* **TASK BRIEF**
Your task is to reproduce the material exactly.

— start MATERIALS PROVIDED —

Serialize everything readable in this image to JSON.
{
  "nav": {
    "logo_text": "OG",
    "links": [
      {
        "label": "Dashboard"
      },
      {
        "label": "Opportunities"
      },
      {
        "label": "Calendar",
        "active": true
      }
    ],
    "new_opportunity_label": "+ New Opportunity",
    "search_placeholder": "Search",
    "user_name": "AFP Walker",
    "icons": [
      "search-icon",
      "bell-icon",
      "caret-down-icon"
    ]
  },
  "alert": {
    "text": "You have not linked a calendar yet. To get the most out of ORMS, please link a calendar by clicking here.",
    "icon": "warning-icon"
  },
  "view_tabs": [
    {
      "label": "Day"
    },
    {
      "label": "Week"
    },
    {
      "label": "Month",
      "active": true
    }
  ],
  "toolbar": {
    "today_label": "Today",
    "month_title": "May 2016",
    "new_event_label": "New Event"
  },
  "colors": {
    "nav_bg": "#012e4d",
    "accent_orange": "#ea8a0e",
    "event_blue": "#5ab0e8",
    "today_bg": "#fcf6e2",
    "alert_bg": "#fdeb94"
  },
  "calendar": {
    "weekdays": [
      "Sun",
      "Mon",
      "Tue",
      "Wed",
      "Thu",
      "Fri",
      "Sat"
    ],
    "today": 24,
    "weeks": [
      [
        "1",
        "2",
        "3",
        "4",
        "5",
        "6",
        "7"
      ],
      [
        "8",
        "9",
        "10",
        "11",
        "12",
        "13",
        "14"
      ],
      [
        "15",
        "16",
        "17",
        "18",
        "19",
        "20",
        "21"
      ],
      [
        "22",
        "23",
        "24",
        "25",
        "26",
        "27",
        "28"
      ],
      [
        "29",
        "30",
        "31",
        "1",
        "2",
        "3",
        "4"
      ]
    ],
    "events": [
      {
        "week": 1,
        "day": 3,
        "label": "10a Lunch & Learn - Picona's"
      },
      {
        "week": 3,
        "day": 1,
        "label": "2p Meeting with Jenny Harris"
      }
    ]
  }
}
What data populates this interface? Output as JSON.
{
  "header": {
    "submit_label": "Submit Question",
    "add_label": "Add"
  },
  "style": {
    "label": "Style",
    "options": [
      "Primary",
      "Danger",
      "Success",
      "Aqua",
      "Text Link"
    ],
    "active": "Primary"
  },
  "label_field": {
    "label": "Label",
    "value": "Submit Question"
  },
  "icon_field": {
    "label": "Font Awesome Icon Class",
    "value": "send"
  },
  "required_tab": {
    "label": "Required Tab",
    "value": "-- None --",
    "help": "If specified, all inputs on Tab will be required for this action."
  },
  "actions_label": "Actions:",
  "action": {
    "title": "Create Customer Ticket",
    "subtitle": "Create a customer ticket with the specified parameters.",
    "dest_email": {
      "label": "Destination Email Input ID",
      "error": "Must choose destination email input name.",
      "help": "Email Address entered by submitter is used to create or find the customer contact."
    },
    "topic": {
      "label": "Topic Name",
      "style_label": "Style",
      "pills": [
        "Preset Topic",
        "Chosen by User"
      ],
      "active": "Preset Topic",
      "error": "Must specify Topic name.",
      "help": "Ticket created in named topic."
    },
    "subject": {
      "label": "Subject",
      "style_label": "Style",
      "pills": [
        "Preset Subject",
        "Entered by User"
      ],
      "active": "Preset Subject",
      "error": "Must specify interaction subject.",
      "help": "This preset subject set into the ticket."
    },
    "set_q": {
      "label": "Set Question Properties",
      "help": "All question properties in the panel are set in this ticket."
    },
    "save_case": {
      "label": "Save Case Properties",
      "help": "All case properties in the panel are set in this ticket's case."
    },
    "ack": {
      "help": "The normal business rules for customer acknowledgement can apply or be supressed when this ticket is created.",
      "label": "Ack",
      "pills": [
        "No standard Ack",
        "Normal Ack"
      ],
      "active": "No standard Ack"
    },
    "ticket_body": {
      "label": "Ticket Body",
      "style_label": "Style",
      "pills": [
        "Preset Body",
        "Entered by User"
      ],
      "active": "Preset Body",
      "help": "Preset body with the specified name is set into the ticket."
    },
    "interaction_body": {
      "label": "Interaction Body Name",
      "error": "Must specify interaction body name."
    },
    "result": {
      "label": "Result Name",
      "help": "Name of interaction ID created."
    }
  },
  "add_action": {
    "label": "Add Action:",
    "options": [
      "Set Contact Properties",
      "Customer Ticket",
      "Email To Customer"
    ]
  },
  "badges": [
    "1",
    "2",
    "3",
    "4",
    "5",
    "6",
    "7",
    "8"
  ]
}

— end MATERIALS PROVIDED —

* **ANSWER TO THE TASK**
Serialize everything readable in this image to JSON.
{
  "nav": {
    "logo_text": "OG",
    "links": [
      {
        "label": "Dashboard"
      },
      {
        "label": "Opportunities"
      },
      {
        "label": "Calendar",
        "active": true
      }
    ],
    "new_opportunity_label": "+ New Opportunity",
    "search_placeholder": "Search",
    "user_name": "AFP Walker",
    "icons": [
      "search-icon",
      "bell-icon",
      "caret-down-icon"
    ]
  },
  "alert": {
    "text": "You have not linked a calendar yet. To get the most out of ORMS, please link a calendar by clicking here.",
    "icon": "warning-icon"
  },
  "view_tabs": [
    {
      "label": "Day"
    },
    {
      "label": "Week"
    },
    {
      "label": "Month",
      "active": true
    }
  ],
  "toolbar": {
    "today_label": "Today",
    "month_title": "May 2016",
    "new_event_label": "New Event"
  },
  "colors": {
    "nav_bg": "#012e4d",
    "accent_orange": "#ea8a0e",
    "event_blue": "#5ab0e8",
    "today_bg": "#fcf6e2",
    "alert_bg": "#fdeb94"
  },
  "calendar": {
    "weekdays": [
      "Sun",
      "Mon",
      "Tue",
      "Wed",
      "Thu",
      "Fri",
      "Sat"
    ],
    "today": 24,
    "weeks": [
      [
        "1",
        "2",
        "3",
        "4",
        "5",
        "6",
        "7"
      ],
      [
        "8",
        "9",
        "10",
        "11",
        "12",
        "13",
        "14"
      ],
      [
        "15",
        "16",
        "17",
        "18",
        "19",
        "20",
        "21"
      ],
      [
        "22",
        "23",
        "24",
        "25",
        "26",
        "27",
        "28"
      ],
      [
        "29",
        "30",
        "31",
        "1",
        "2",
        "3",
        "4"
      ]
    ],
    "events": [
      {
        "week": 1,
        "day": 3,
        "label": "10a Lunch & Learn - Picona's"
      },
      {
        "week": 3,
        "day": 1,
        "label": "2p Meeting with Jenny Harris"
      }
    ]
  }
}
What data populates this interface? Output as JSON.
{
  "header": {
    "submit_label": "Submit Question",
    "add_label": "Add"
  },
  "style": {
    "label": "Style",
    "options": [
      "Primary",
      "Danger",
      "Success",
      "Aqua",
      "Text Link"
    ],
    "active": "Primary"
  },
  "label_field": {
    "label": "Label",
    "value": "Submit Question"
  },
  "icon_field": {
    "label": "Font Awesome Icon Class",
    "value": "send"
  },
  "required_tab": {
    "label": "Required Tab",
    "value": "-- None --",
    "help": "If specified, all inputs on Tab will be required for this action."
  },
  "actions_label": "Actions:",
  "action": {
    "title": "Create Customer Ticket",
    "subtitle": "Create a customer ticket with the specified parameters.",
    "dest_email": {
      "label": "Destination Email Input ID",
      "error": "Must choose destination email input name.",
      "help": "Email Address entered by submitter is used to create or find the customer contact."
    },
    "topic": {
      "label": "Topic Name",
      "style_label": "Style",
      "pills": [
        "Preset Topic",
        "Chosen by User"
      ],
      "active": "Preset Topic",
      "error": "Must specify Topic name.",
      "help": "Ticket created in named topic."
    },
    "subject": {
      "label": "Subject",
      "style_label": "Style",
      "pills": [
        "Preset Subject",
        "Entered by User"
      ],
      "active": "Preset Subject",
      "error": "Must specify interaction subject.",
      "help": "This preset subject set into the ticket."
    },
    "set_q": {
      "label": "Set Question Properties",
      "help": "All question properties in the panel are set in this ticket."
    },
    "save_case": {
      "label": "Save Case Properties",
      "help": "All case properties in the panel are set in this ticket's case."
    },
    "ack": {
      "help": "The normal business rules for customer acknowledgement can apply or be supressed when this ticket is created.",
      "label": "Ack",
      "pills": [
        "No standard Ack",
        "Normal Ack"
      ],
      "active": "No standard Ack"
    },
    "ticket_body": {
      "label": "Ticket Body",
      "style_label": "Style",
      "pills": [
        "Preset Body",
        "Entered by User"
      ],
      "active": "Preset Body",
      "help": "Preset body with the specified name is set into the ticket."
    },
    "interaction_body": {
      "label": "Interaction Body Name",
      "error": "Must specify interaction body name."
    },
    "result": {
      "label": "Result Name",
      "help": "Name of interaction ID created."
    }
  },
  "add_action": {
    "label": "Add Action:",
    "options": [
      "Set Contact Properties",
      "Customer Ticket",
      "Email To Customer"
    ]
  },
  "badges": [
    "1",
    "2",
    "3",
    "4",
    "5",
    "6",
    "7",
    "8"
  ]
}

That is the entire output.